### Supplied records
+ + + + + + +

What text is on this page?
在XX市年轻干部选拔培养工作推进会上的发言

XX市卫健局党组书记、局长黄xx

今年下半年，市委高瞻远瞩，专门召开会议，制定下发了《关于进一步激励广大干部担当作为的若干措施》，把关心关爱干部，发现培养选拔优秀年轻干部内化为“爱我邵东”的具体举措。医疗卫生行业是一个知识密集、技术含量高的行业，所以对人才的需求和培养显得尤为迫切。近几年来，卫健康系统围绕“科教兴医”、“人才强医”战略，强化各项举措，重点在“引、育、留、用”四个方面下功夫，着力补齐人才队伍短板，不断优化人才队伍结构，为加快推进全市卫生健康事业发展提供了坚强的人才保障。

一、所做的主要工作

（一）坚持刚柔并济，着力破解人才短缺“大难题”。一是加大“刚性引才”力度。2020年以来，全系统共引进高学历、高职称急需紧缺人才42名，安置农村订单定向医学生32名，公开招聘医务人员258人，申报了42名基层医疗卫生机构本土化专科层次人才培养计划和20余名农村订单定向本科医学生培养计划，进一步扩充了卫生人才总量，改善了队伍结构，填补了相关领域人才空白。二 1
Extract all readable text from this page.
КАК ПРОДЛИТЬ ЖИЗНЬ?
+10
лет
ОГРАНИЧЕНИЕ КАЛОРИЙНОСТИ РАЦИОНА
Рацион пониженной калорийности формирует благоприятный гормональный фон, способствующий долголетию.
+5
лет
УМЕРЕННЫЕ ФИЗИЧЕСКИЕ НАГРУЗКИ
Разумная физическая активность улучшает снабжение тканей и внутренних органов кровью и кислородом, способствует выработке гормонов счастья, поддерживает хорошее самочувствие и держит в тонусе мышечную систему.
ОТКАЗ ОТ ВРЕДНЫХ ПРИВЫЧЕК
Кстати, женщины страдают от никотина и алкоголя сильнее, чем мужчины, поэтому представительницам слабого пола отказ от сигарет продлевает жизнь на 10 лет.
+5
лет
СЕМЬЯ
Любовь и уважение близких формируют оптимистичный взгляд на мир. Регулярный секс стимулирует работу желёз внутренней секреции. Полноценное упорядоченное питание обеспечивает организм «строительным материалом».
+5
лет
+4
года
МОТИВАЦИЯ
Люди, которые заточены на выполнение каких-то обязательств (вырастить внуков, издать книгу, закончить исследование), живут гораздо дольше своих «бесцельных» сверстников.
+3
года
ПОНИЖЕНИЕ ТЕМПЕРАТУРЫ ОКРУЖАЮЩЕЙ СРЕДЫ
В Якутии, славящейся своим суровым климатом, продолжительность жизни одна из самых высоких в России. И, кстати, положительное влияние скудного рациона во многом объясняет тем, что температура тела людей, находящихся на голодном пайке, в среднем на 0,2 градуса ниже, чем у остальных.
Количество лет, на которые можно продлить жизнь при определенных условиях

+ + + + + + +

### What you need to do
Copy each line above that contains the word "page".

### Solution for this task
What text is on this page?
Extract all readable text from this page.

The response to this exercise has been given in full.